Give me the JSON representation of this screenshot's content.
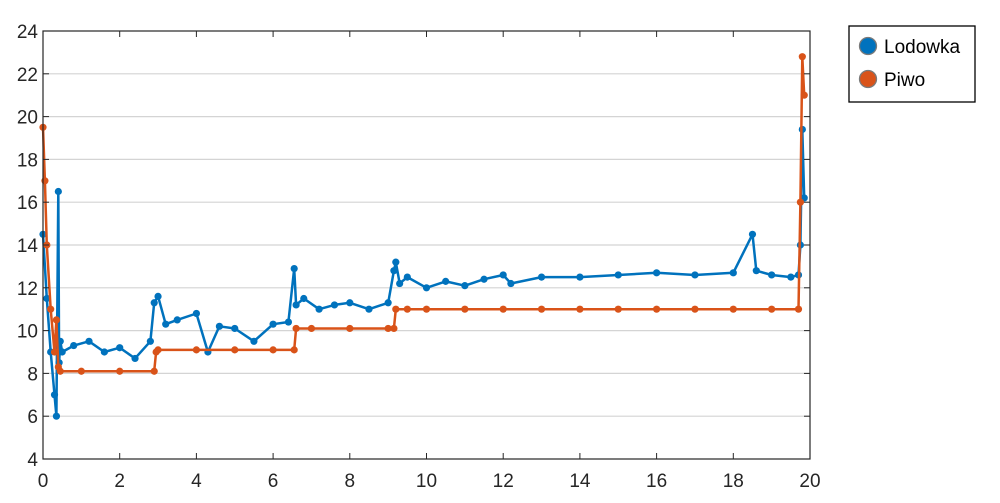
{
  "chart_data": {
    "type": "line",
    "title": "",
    "xlabel": "",
    "ylabel": "",
    "xlim": [
      0,
      20
    ],
    "ylim": [
      4,
      24
    ],
    "xticks": [
      "0",
      "2",
      "4",
      "6",
      "8",
      "10",
      "12",
      "14",
      "16",
      "18",
      "20"
    ],
    "yticks": [
      "4",
      "6",
      "8",
      "10",
      "12",
      "14",
      "16",
      "18",
      "20",
      "22",
      "24"
    ],
    "grid": "horizontal",
    "legend_position": "outside-top-right",
    "markers": true,
    "series": [
      {
        "name": "Lodowka",
        "color": "#0072BD",
        "x": [
          0,
          0.1,
          0.2,
          0.3,
          0.35,
          0.4,
          0.42,
          0.45,
          0.5,
          0.8,
          1.2,
          1.6,
          2.0,
          2.4,
          2.8,
          2.9,
          3.0,
          3.2,
          3.5,
          4.0,
          4.3,
          4.6,
          5.0,
          5.5,
          6.0,
          6.4,
          6.55,
          6.6,
          6.8,
          7.2,
          7.6,
          8.0,
          8.5,
          9.0,
          9.15,
          9.2,
          9.3,
          9.5,
          10.0,
          10.5,
          11.0,
          11.5,
          12.0,
          12.2,
          13.0,
          14.0,
          15.0,
          16.0,
          17.0,
          18.0,
          18.5,
          18.6,
          19.0,
          19.5,
          19.7,
          19.75,
          19.8,
          19.85
        ],
        "values": [
          14.5,
          11.5,
          9.0,
          7.0,
          6.0,
          16.5,
          8.5,
          9.5,
          9.0,
          9.3,
          9.5,
          9.0,
          9.2,
          8.7,
          9.5,
          11.3,
          11.6,
          10.3,
          10.5,
          10.8,
          9.0,
          10.2,
          10.1,
          9.5,
          10.3,
          10.4,
          12.9,
          11.2,
          11.5,
          11.0,
          11.2,
          11.3,
          11.0,
          11.3,
          12.8,
          13.2,
          12.2,
          12.5,
          12.0,
          12.3,
          12.1,
          12.4,
          12.6,
          12.2,
          12.5,
          12.5,
          12.6,
          12.7,
          12.6,
          12.7,
          14.5,
          12.8,
          12.6,
          12.5,
          12.6,
          14.0,
          19.4,
          16.2
        ]
      },
      {
        "name": "Piwo",
        "color": "#D95319",
        "x": [
          0,
          0.05,
          0.1,
          0.2,
          0.3,
          0.35,
          0.4,
          0.45,
          1.0,
          2.0,
          2.9,
          2.95,
          3.0,
          4.0,
          5.0,
          6.0,
          6.55,
          6.6,
          7.0,
          8.0,
          9.0,
          9.15,
          9.2,
          9.5,
          10.0,
          11.0,
          12.0,
          13.0,
          14.0,
          15.0,
          16.0,
          17.0,
          18.0,
          19.0,
          19.7,
          19.75,
          19.8,
          19.85
        ],
        "values": [
          19.5,
          17.0,
          14.0,
          11.0,
          9.0,
          10.5,
          8.3,
          8.1,
          8.1,
          8.1,
          8.1,
          9.0,
          9.1,
          9.1,
          9.1,
          9.1,
          9.1,
          10.1,
          10.1,
          10.1,
          10.1,
          10.1,
          11.0,
          11.0,
          11.0,
          11.0,
          11.0,
          11.0,
          11.0,
          11.0,
          11.0,
          11.0,
          11.0,
          11.0,
          11.0,
          16.0,
          22.8,
          21.0
        ]
      }
    ]
  }
}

### GIVEN INSTRUCTION
Transcribe the full listing above exactly, with the images removed.

### SOLUTION BELOW
Give me the JSON representation of this screenshot's content.
{
  "chart_data": {
    "type": "line",
    "title": "",
    "xlabel": "",
    "ylabel": "",
    "xlim": [
      0,
      20
    ],
    "ylim": [
      4,
      24
    ],
    "xticks": [
      "0",
      "2",
      "4",
      "6",
      "8",
      "10",
      "12",
      "14",
      "16",
      "18",
      "20"
    ],
    "yticks": [
      "4",
      "6",
      "8",
      "10",
      "12",
      "14",
      "16",
      "18",
      "20",
      "22",
      "24"
    ],
    "grid": "horizontal",
    "legend_position": "outside-top-right",
    "markers": true,
    "series": [
      {
        "name": "Lodowka",
        "color": "#0072BD",
        "x": [
          0,
          0.1,
          0.2,
          0.3,
          0.35,
          0.4,
          0.42,
          0.45,
          0.5,
          0.8,
          1.2,
          1.6,
          2.0,
          2.4,
          2.8,
          2.9,
          3.0,
          3.2,
          3.5,
          4.0,
          4.3,
          4.6,
          5.0,
          5.5,
          6.0,
          6.4,
          6.55,
          6.6,
          6.8,
          7.2,
          7.6,
          8.0,
          8.5,
          9.0,
          9.15,
          9.2,
          9.3,
          9.5,
          10.0,
          10.5,
          11.0,
          11.5,
          12.0,
          12.2,
          13.0,
          14.0,
          15.0,
          16.0,
          17.0,
          18.0,
          18.5,
          18.6,
          19.0,
          19.5,
          19.7,
          19.75,
          19.8,
          19.85
        ],
        "values": [
          14.5,
          11.5,
          9.0,
          7.0,
          6.0,
          16.5,
          8.5,
          9.5,
          9.0,
          9.3,
          9.5,
          9.0,
          9.2,
          8.7,
          9.5,
          11.3,
          11.6,
          10.3,
          10.5,
          10.8,
          9.0,
          10.2,
          10.1,
          9.5,
          10.3,
          10.4,
          12.9,
          11.2,
          11.5,
          11.0,
          11.2,
          11.3,
          11.0,
          11.3,
          12.8,
          13.2,
          12.2,
          12.5,
          12.0,
          12.3,
          12.1,
          12.4,
          12.6,
          12.2,
          12.5,
          12.5,
          12.6,
          12.7,
          12.6,
          12.7,
          14.5,
          12.8,
          12.6,
          12.5,
          12.6,
          14.0,
          19.4,
          16.2
        ]
      },
      {
        "name": "Piwo",
        "color": "#D95319",
        "x": [
          0,
          0.05,
          0.1,
          0.2,
          0.3,
          0.35,
          0.4,
          0.45,
          1.0,
          2.0,
          2.9,
          2.95,
          3.0,
          4.0,
          5.0,
          6.0,
          6.55,
          6.6,
          7.0,
          8.0,
          9.0,
          9.15,
          9.2,
          9.5,
          10.0,
          11.0,
          12.0,
          13.0,
          14.0,
          15.0,
          16.0,
          17.0,
          18.0,
          19.0,
          19.7,
          19.75,
          19.8,
          19.85
        ],
        "values": [
          19.5,
          17.0,
          14.0,
          11.0,
          9.0,
          10.5,
          8.3,
          8.1,
          8.1,
          8.1,
          8.1,
          9.0,
          9.1,
          9.1,
          9.1,
          9.1,
          9.1,
          10.1,
          10.1,
          10.1,
          10.1,
          10.1,
          11.0,
          11.0,
          11.0,
          11.0,
          11.0,
          11.0,
          11.0,
          11.0,
          11.0,
          11.0,
          11.0,
          11.0,
          11.0,
          16.0,
          22.8,
          21.0
        ]
      }
    ]
  }
}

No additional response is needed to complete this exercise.